[Dataset entries on figures]
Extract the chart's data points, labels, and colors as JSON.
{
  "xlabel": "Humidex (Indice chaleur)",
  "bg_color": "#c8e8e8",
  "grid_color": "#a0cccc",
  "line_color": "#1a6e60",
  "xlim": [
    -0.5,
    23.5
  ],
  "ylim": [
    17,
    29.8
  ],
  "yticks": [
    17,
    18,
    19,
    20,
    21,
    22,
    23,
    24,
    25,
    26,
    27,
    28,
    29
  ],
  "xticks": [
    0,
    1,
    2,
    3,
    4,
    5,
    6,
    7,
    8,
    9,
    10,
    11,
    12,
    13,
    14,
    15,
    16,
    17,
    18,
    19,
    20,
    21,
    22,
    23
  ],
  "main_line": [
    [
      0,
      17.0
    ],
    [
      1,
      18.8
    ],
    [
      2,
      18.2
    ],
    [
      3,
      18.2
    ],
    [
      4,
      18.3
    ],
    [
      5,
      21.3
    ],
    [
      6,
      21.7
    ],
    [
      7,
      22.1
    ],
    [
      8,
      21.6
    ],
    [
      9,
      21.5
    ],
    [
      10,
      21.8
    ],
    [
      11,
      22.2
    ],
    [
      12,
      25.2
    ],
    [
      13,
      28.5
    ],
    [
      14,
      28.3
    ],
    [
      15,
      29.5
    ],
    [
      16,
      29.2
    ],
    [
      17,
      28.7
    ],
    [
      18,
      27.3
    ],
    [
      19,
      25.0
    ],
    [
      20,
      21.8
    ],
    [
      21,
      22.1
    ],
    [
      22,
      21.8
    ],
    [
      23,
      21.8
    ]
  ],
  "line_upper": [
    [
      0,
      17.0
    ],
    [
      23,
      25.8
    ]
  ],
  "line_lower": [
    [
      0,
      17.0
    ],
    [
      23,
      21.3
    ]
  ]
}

→ **WHAT IS REQUIRED**:
Word for word, write out the data.

→ **CORRECT RESULT**:
Extract the chart's data points, labels, and colors as JSON.
{
  "xlabel": "Humidex (Indice chaleur)",
  "bg_color": "#c8e8e8",
  "grid_color": "#a0cccc",
  "line_color": "#1a6e60",
  "xlim": [
    -0.5,
    23.5
  ],
  "ylim": [
    17,
    29.8
  ],
  "yticks": [
    17,
    18,
    19,
    20,
    21,
    22,
    23,
    24,
    25,
    26,
    27,
    28,
    29
  ],
  "xticks": [
    0,
    1,
    2,
    3,
    4,
    5,
    6,
    7,
    8,
    9,
    10,
    11,
    12,
    13,
    14,
    15,
    16,
    17,
    18,
    19,
    20,
    21,
    22,
    23
  ],
  "main_line": [
    [
      0,
      17.0
    ],
    [
      1,
      18.8
    ],
    [
      2,
      18.2
    ],
    [
      3,
      18.2
    ],
    [
      4,
      18.3
    ],
    [
      5,
      21.3
    ],
    [
      6,
      21.7
    ],
    [
      7,
      22.1
    ],
    [
      8,
      21.6
    ],
    [
      9,
      21.5
    ],
    [
      10,
      21.8
    ],
    [
      11,
      22.2
    ],
    [
      12,
      25.2
    ],
    [
      13,
      28.5
    ],
    [
      14,
      28.3
    ],
    [
      15,
      29.5
    ],
    [
      16,
      29.2
    ],
    [
      17,
      28.7
    ],
    [
      18,
      27.3
    ],
    [
      19,
      25.0
    ],
    [
      20,
      21.8
    ],
    [
      21,
      22.1
    ],
    [
      22,
      21.8
    ],
    [
      23,
      21.8
    ]
  ],
  "line_upper": [
    [
      0,
      17.0
    ],
    [
      23,
      25.8
    ]
  ],
  "line_lower": [
    [
      0,
      17.0
    ],
    [
      23,
      21.3
    ]
  ]
}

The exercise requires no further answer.